(Extracts from a graphics dataset):
━━━━━━━━
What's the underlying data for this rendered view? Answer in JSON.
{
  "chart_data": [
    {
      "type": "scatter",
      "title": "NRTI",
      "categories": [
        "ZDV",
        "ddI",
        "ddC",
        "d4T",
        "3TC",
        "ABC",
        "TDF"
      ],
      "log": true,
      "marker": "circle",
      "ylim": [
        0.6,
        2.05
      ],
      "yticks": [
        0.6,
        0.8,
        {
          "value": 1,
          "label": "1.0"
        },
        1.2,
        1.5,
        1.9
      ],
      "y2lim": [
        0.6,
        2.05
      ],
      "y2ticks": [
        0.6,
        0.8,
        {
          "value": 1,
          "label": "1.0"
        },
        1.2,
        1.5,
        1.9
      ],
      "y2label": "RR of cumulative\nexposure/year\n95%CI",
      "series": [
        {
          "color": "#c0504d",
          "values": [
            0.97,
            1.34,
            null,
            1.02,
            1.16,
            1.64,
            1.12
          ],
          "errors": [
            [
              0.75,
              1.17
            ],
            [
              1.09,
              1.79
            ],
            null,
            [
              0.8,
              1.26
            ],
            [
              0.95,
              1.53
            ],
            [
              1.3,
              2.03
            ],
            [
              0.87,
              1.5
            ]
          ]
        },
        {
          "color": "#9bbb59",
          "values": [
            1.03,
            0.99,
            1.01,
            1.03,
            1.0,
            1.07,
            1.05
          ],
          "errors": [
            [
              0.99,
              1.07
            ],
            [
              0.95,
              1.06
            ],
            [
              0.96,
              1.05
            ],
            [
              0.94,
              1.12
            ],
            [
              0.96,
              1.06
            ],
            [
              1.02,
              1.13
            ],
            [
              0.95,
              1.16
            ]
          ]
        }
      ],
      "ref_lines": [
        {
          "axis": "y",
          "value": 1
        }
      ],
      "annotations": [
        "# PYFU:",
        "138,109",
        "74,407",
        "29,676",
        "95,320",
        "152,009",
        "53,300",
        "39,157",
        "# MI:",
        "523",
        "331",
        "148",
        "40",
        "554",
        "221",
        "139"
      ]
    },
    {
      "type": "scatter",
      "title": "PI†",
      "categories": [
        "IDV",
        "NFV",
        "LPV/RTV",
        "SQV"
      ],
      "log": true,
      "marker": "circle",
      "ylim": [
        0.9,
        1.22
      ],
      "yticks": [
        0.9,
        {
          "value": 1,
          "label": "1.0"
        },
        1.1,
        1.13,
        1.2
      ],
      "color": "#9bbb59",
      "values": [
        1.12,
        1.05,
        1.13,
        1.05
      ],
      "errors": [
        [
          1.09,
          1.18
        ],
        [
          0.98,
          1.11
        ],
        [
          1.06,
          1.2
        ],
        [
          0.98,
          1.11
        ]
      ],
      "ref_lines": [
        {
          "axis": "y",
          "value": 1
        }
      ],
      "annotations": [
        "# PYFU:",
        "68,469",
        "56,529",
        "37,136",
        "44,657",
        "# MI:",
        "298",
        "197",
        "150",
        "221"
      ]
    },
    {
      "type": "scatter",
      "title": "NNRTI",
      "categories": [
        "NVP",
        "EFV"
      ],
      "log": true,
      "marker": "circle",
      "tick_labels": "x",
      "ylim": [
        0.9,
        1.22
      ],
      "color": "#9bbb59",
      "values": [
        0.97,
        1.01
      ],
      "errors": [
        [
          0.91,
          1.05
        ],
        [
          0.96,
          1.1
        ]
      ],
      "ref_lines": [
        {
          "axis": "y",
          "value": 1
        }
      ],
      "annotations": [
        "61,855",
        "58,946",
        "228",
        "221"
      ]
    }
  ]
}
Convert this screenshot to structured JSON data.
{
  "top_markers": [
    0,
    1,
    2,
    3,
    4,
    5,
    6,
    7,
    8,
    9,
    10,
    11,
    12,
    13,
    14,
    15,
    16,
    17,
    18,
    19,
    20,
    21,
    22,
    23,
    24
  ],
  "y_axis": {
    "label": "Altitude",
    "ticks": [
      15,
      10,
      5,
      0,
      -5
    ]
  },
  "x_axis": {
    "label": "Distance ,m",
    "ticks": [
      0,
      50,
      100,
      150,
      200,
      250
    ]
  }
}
━━━━━━━━
(STATED PROBLEM):
Each line above is to be repeated exactly.

(FULL SOLUTION):
What's the underlying data for this rendered view? Answer in JSON.
{
  "chart_data": [
    {
      "type": "scatter",
      "title": "NRTI",
      "categories": [
        "ZDV",
        "ddI",
        "ddC",
        "d4T",
        "3TC",
        "ABC",
        "TDF"
      ],
      "log": true,
      "marker": "circle",
      "ylim": [
        0.6,
        2.05
      ],
      "yticks": [
        0.6,
        0.8,
        {
          "value": 1,
          "label": "1.0"
        },
        1.2,
        1.5,
        1.9
      ],
      "y2lim": [
        0.6,
        2.05
      ],
      "y2ticks": [
        0.6,
        0.8,
        {
          "value": 1,
          "label": "1.0"
        },
        1.2,
        1.5,
        1.9
      ],
      "y2label": "RR of cumulative\nexposure/year\n95%CI",
      "series": [
        {
          "color": "#c0504d",
          "values": [
            0.97,
            1.34,
            null,
            1.02,
            1.16,
            1.64,
            1.12
          ],
          "errors": [
            [
              0.75,
              1.17
            ],
            [
              1.09,
              1.79
            ],
            null,
            [
              0.8,
              1.26
            ],
            [
              0.95,
              1.53
            ],
            [
              1.3,
              2.03
            ],
            [
              0.87,
              1.5
            ]
          ]
        },
        {
          "color": "#9bbb59",
          "values": [
            1.03,
            0.99,
            1.01,
            1.03,
            1.0,
            1.07,
            1.05
          ],
          "errors": [
            [
              0.99,
              1.07
            ],
            [
              0.95,
              1.06
            ],
            [
              0.96,
              1.05
            ],
            [
              0.94,
              1.12
            ],
            [
              0.96,
              1.06
            ],
            [
              1.02,
              1.13
            ],
            [
              0.95,
              1.16
            ]
          ]
        }
      ],
      "ref_lines": [
        {
          "axis": "y",
          "value": 1
        }
      ],
      "annotations": [
        "# PYFU:",
        "138,109",
        "74,407",
        "29,676",
        "95,320",
        "152,009",
        "53,300",
        "39,157",
        "# MI:",
        "523",
        "331",
        "148",
        "40",
        "554",
        "221",
        "139"
      ]
    },
    {
      "type": "scatter",
      "title": "PI†",
      "categories": [
        "IDV",
        "NFV",
        "LPV/RTV",
        "SQV"
      ],
      "log": true,
      "marker": "circle",
      "ylim": [
        0.9,
        1.22
      ],
      "yticks": [
        0.9,
        {
          "value": 1,
          "label": "1.0"
        },
        1.1,
        1.13,
        1.2
      ],
      "color": "#9bbb59",
      "values": [
        1.12,
        1.05,
        1.13,
        1.05
      ],
      "errors": [
        [
          1.09,
          1.18
        ],
        [
          0.98,
          1.11
        ],
        [
          1.06,
          1.2
        ],
        [
          0.98,
          1.11
        ]
      ],
      "ref_lines": [
        {
          "axis": "y",
          "value": 1
        }
      ],
      "annotations": [
        "# PYFU:",
        "68,469",
        "56,529",
        "37,136",
        "44,657",
        "# MI:",
        "298",
        "197",
        "150",
        "221"
      ]
    },
    {
      "type": "scatter",
      "title": "NNRTI",
      "categories": [
        "NVP",
        "EFV"
      ],
      "log": true,
      "marker": "circle",
      "tick_labels": "x",
      "ylim": [
        0.9,
        1.22
      ],
      "color": "#9bbb59",
      "values": [
        0.97,
        1.01
      ],
      "errors": [
        [
          0.91,
          1.05
        ],
        [
          0.96,
          1.1
        ]
      ],
      "ref_lines": [
        {
          "axis": "y",
          "value": 1
        }
      ],
      "annotations": [
        "61,855",
        "58,946",
        "228",
        "221"
      ]
    }
  ]
}
Convert this screenshot to structured JSON data.
{
  "top_markers": [
    0,
    1,
    2,
    3,
    4,
    5,
    6,
    7,
    8,
    9,
    10,
    11,
    12,
    13,
    14,
    15,
    16,
    17,
    18,
    19,
    20,
    21,
    22,
    23,
    24
  ],
  "y_axis": {
    "label": "Altitude",
    "ticks": [
      15,
      10,
      5,
      0,
      -5
    ]
  },
  "x_axis": {
    "label": "Distance ,m",
    "ticks": [
      0,
      50,
      100,
      150,
      200,
      250
    ]
  }
}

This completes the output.